**Exercise details**: Repeat the records exactly. Every line must match.

### Information shown

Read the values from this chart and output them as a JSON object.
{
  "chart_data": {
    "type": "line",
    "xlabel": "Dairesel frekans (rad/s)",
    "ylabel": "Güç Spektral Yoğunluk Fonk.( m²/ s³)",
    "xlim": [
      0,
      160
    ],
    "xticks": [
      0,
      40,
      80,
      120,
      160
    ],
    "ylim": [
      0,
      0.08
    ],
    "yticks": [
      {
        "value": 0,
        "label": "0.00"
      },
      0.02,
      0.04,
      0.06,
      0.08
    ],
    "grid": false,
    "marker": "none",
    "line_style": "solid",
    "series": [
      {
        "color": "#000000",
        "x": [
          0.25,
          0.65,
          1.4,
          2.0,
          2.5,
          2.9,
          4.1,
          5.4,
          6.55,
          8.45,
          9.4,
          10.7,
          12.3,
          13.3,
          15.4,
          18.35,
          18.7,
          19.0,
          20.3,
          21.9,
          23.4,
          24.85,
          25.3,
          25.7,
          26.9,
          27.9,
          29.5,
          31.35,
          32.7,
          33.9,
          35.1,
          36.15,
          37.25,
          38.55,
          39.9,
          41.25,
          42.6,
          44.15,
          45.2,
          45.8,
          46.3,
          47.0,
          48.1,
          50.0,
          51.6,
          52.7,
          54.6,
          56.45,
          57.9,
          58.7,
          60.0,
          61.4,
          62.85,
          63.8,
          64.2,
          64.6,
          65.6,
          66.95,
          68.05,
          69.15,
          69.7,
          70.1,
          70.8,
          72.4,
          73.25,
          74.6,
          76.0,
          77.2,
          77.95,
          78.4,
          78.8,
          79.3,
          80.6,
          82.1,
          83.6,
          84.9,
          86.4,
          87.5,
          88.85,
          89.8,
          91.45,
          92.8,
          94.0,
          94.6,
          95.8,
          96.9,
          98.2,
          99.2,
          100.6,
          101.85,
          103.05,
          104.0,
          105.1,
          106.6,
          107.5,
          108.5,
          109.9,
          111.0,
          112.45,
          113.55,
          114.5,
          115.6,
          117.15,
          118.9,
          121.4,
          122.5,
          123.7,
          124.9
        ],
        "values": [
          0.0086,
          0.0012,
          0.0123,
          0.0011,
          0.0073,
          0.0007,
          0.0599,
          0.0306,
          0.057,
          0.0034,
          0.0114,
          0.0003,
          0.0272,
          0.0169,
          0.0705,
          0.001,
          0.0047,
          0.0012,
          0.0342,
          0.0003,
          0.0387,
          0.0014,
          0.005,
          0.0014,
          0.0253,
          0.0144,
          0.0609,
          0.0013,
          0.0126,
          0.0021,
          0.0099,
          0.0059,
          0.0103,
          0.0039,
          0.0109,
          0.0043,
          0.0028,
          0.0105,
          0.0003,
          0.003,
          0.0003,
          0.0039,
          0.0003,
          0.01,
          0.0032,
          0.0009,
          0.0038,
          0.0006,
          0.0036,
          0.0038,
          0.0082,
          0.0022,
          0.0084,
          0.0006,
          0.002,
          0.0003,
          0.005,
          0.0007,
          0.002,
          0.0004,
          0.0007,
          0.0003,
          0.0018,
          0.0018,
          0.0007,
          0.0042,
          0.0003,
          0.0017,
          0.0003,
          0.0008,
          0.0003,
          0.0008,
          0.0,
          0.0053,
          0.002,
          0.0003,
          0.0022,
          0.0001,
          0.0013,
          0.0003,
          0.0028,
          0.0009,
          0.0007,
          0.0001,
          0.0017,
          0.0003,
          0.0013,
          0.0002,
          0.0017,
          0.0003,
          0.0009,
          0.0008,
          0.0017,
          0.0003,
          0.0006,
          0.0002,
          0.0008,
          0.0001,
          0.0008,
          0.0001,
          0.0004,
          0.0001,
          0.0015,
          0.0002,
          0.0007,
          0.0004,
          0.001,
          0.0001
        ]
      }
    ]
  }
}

######

**Full solution**:
Read the values from this chart and output them as a JSON object.
{
  "chart_data": {
    "type": "line",
    "xlabel": "Dairesel frekans (rad/s)",
    "ylabel": "Güç Spektral Yoğunluk Fonk.( m²/ s³)",
    "xlim": [
      0,
      160
    ],
    "xticks": [
      0,
      40,
      80,
      120,
      160
    ],
    "ylim": [
      0,
      0.08
    ],
    "yticks": [
      {
        "value": 0,
        "label": "0.00"
      },
      0.02,
      0.04,
      0.06,
      0.08
    ],
    "grid": false,
    "marker": "none",
    "line_style": "solid",
    "series": [
      {
        "color": "#000000",
        "x": [
          0.25,
          0.65,
          1.4,
          2.0,
          2.5,
          2.9,
          4.1,
          5.4,
          6.55,
          8.45,
          9.4,
          10.7,
          12.3,
          13.3,
          15.4,
          18.35,
          18.7,
          19.0,
          20.3,
          21.9,
          23.4,
          24.85,
          25.3,
          25.7,
          26.9,
          27.9,
          29.5,
          31.35,
          32.7,
          33.9,
          35.1,
          36.15,
          37.25,
          38.55,
          39.9,
          41.25,
          42.6,
          44.15,
          45.2,
          45.8,
          46.3,
          47.0,
          48.1,
          50.0,
          51.6,
          52.7,
          54.6,
          56.45,
          57.9,
          58.7,
          60.0,
          61.4,
          62.85,
          63.8,
          64.2,
          64.6,
          65.6,
          66.95,
          68.05,
          69.15,
          69.7,
          70.1,
          70.8,
          72.4,
          73.25,
          74.6,
          76.0,
          77.2,
          77.95,
          78.4,
          78.8,
          79.3,
          80.6,
          82.1,
          83.6,
          84.9,
          86.4,
          87.5,
          88.85,
          89.8,
          91.45,
          92.8,
          94.0,
          94.6,
          95.8,
          96.9,
          98.2,
          99.2,
          100.6,
          101.85,
          103.05,
          104.0,
          105.1,
          106.6,
          107.5,
          108.5,
          109.9,
          111.0,
          112.45,
          113.55,
          114.5,
          115.6,
          117.15,
          118.9,
          121.4,
          122.5,
          123.7,
          124.9
        ],
        "values": [
          0.0086,
          0.0012,
          0.0123,
          0.0011,
          0.0073,
          0.0007,
          0.0599,
          0.0306,
          0.057,
          0.0034,
          0.0114,
          0.0003,
          0.0272,
          0.0169,
          0.0705,
          0.001,
          0.0047,
          0.0012,
          0.0342,
          0.0003,
          0.0387,
          0.0014,
          0.005,
          0.0014,
          0.0253,
          0.0144,
          0.0609,
          0.0013,
          0.0126,
          0.0021,
          0.0099,
          0.0059,
          0.0103,
          0.0039,
          0.0109,
          0.0043,
          0.0028,
          0.0105,
          0.0003,
          0.003,
          0.0003,
          0.0039,
          0.0003,
          0.01,
          0.0032,
          0.0009,
          0.0038,
          0.0006,
          0.0036,
          0.0038,
          0.0082,
          0.0022,
          0.0084,
          0.0006,
          0.002,
          0.0003,
          0.005,
          0.0007,
          0.002,
          0.0004,
          0.0007,
          0.0003,
          0.0018,
          0.0018,
          0.0007,
          0.0042,
          0.0003,
          0.0017,
          0.0003,
          0.0008,
          0.0003,
          0.0008,
          0.0,
          0.0053,
          0.002,
          0.0003,
          0.0022,
          0.0001,
          0.0013,
          0.0003,
          0.0028,
          0.0009,
          0.0007,
          0.0001,
          0.0017,
          0.0003,
          0.0013,
          0.0002,
          0.0017,
          0.0003,
          0.0009,
          0.0008,
          0.0017,
          0.0003,
          0.0006,
          0.0002,
          0.0008,
          0.0001,
          0.0008,
          0.0001,
          0.0004,
          0.0001,
          0.0015,
          0.0002,
          0.0007,
          0.0004,
          0.001,
          0.0001
        ]
      }
    ]
  }
}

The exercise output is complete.